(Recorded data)

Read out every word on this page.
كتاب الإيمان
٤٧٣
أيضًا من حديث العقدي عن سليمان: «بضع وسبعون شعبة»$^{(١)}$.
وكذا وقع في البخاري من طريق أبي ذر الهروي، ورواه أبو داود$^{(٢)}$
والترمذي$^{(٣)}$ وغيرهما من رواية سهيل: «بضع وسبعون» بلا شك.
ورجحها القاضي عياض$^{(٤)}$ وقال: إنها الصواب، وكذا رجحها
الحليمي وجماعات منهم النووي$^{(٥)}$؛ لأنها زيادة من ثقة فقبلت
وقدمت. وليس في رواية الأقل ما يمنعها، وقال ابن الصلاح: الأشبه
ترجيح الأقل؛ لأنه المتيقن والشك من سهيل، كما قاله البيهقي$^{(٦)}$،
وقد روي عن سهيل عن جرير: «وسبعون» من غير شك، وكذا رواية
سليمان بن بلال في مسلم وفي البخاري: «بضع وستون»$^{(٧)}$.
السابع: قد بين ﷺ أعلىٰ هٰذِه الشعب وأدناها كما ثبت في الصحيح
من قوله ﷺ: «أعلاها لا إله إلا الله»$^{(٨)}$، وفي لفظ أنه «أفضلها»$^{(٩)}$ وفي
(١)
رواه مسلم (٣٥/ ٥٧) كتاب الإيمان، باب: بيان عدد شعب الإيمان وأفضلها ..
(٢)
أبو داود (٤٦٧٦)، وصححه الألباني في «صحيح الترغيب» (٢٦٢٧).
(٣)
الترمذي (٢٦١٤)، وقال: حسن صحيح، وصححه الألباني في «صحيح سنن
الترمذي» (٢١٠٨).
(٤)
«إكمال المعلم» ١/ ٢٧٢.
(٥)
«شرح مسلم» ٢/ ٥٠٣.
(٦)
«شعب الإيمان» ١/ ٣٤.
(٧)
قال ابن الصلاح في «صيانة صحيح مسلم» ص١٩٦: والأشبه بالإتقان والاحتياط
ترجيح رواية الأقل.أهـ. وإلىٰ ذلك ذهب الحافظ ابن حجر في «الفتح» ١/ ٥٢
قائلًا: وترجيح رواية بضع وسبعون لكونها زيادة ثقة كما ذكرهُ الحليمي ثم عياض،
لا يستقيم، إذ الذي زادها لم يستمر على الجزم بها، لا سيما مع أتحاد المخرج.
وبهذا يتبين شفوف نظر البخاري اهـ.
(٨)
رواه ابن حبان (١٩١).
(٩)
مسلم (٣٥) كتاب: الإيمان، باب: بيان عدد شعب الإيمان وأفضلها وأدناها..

[TASK DESCRIPTION] Reply with the number of lines in the preceding entries that contain "عياض", and no other words.

[RESPONSE FOR THIS EXERCISE] 2